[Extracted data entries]

*****

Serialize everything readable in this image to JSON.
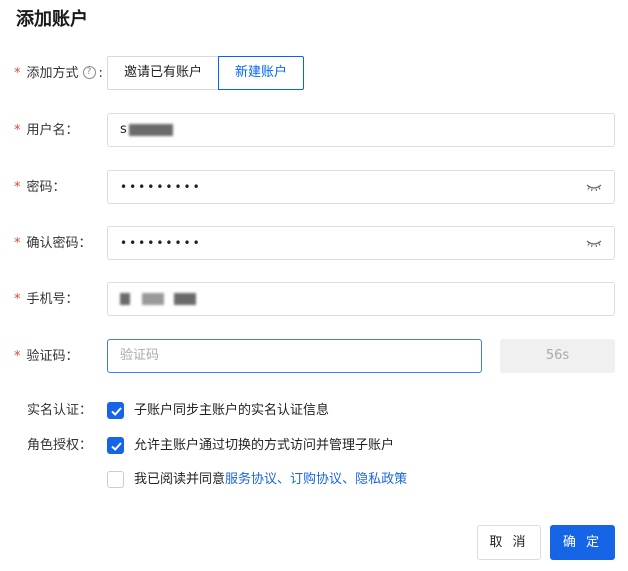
{
  "dialog": {
    "title": "添加账户"
  },
  "form": {
    "add_method": {
      "label": "添加方式",
      "suffix": ":",
      "options": [
        "邀请已有账户",
        "新建账户"
      ],
      "selected": "新建账户"
    },
    "username": {
      "label": "用户名：",
      "value_prefix": "s"
    },
    "password": {
      "label": "密码：",
      "value": "•••••••••"
    },
    "confirm_password": {
      "label": "确认密码：",
      "value": "•••••••••"
    },
    "phone": {
      "label": "手机号："
    },
    "code": {
      "label": "验证码：",
      "placeholder": "验证码",
      "countdown": "56s"
    },
    "real_name": {
      "label": "实名认证：",
      "text": "子账户同步主账户的实名认证信息",
      "checked": true
    },
    "role": {
      "label": "角色授权：",
      "text": "允许主账户通过切换的方式访问并管理子账户",
      "checked": true
    },
    "agreement": {
      "prefix": "我已阅读并同意",
      "links": [
        "服务协议",
        "订购协议",
        "隐私政策"
      ],
      "separator": "、",
      "checked": false
    }
  },
  "footer": {
    "cancel": "取 消",
    "ok": "确 定"
  },
  "colors": {
    "primary": "#1565e6",
    "required": "#e0443a",
    "link": "#1a66e0"
  }
}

*****

THE PROBLEM. Without including any pictures, please restate all the records exactly.

IN RESPONSE.
Serialize everything readable in this image to JSON.
{
  "dialog": {
    "title": "添加账户"
  },
  "form": {
    "add_method": {
      "label": "添加方式",
      "suffix": ":",
      "options": [
        "邀请已有账户",
        "新建账户"
      ],
      "selected": "新建账户"
    },
    "username": {
      "label": "用户名：",
      "value_prefix": "s"
    },
    "password": {
      "label": "密码：",
      "value": "•••••••••"
    },
    "confirm_password": {
      "label": "确认密码：",
      "value": "•••••••••"
    },
    "phone": {
      "label": "手机号："
    },
    "code": {
      "label": "验证码：",
      "placeholder": "验证码",
      "countdown": "56s"
    },
    "real_name": {
      "label": "实名认证：",
      "text": "子账户同步主账户的实名认证信息",
      "checked": true
    },
    "role": {
      "label": "角色授权：",
      "text": "允许主账户通过切换的方式访问并管理子账户",
      "checked": true
    },
    "agreement": {
      "prefix": "我已阅读并同意",
      "links": [
        "服务协议",
        "订购协议",
        "隐私政策"
      ],
      "separator": "、",
      "checked": false
    }
  },
  "footer": {
    "cancel": "取 消",
    "ok": "确 定"
  },
  "colors": {
    "primary": "#1565e6",
    "required": "#e0443a",
    "link": "#1a66e0"
  }
}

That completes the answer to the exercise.